[DATA TO USE]
■ ■ ■

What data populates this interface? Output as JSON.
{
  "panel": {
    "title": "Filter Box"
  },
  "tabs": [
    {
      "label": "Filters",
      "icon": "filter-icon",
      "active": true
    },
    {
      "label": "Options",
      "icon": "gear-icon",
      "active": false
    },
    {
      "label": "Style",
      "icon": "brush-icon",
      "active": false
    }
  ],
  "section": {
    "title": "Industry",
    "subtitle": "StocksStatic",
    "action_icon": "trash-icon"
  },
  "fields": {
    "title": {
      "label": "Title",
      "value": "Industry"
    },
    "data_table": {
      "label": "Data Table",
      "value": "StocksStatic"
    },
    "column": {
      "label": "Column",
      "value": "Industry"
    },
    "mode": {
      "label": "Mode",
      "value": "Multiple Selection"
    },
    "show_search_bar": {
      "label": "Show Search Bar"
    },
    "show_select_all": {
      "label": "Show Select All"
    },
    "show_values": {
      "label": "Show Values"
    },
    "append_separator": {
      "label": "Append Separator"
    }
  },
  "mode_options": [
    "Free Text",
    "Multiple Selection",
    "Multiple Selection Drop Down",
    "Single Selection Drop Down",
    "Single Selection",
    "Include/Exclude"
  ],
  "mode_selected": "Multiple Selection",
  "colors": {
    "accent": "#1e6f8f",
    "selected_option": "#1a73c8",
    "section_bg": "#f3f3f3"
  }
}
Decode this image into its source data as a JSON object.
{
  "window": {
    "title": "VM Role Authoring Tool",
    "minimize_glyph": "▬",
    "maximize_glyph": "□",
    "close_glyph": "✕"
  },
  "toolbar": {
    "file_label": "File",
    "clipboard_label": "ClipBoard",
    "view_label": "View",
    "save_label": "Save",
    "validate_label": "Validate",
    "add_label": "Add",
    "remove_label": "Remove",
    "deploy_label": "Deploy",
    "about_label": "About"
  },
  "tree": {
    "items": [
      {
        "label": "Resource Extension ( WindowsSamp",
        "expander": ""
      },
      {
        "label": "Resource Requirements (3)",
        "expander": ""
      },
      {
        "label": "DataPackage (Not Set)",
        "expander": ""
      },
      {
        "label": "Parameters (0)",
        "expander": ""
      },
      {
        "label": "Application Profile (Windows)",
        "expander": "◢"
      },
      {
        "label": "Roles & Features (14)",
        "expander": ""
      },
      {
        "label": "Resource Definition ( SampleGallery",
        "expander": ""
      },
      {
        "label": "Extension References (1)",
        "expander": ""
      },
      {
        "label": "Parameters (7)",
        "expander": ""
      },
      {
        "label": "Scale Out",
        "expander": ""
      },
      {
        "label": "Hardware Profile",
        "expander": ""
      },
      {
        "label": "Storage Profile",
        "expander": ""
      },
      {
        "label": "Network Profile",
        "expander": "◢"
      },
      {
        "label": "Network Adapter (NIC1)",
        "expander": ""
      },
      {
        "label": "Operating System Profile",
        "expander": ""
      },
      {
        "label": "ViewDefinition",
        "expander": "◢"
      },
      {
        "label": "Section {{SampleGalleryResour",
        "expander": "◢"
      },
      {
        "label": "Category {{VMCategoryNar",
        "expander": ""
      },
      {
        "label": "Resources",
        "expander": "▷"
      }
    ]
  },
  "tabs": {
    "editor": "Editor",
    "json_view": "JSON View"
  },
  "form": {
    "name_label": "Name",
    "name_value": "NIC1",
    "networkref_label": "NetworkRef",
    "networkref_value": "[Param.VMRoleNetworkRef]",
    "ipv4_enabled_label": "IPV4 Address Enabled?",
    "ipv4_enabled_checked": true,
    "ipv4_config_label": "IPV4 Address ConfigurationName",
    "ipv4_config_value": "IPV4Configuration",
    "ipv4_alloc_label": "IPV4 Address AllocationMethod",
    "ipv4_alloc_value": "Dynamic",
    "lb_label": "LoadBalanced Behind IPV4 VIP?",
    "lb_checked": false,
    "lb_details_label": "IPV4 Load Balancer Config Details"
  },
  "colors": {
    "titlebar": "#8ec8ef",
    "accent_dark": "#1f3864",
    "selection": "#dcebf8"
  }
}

■ ■ ■

[TASK INSTRUCTIONS] Identify each line of the material where the word "Down" shows up, and copy it.

[OUTPUT FOR THIS EXERCISE]
    "Multiple Selection Drop Down",
    "Single Selection Drop Down",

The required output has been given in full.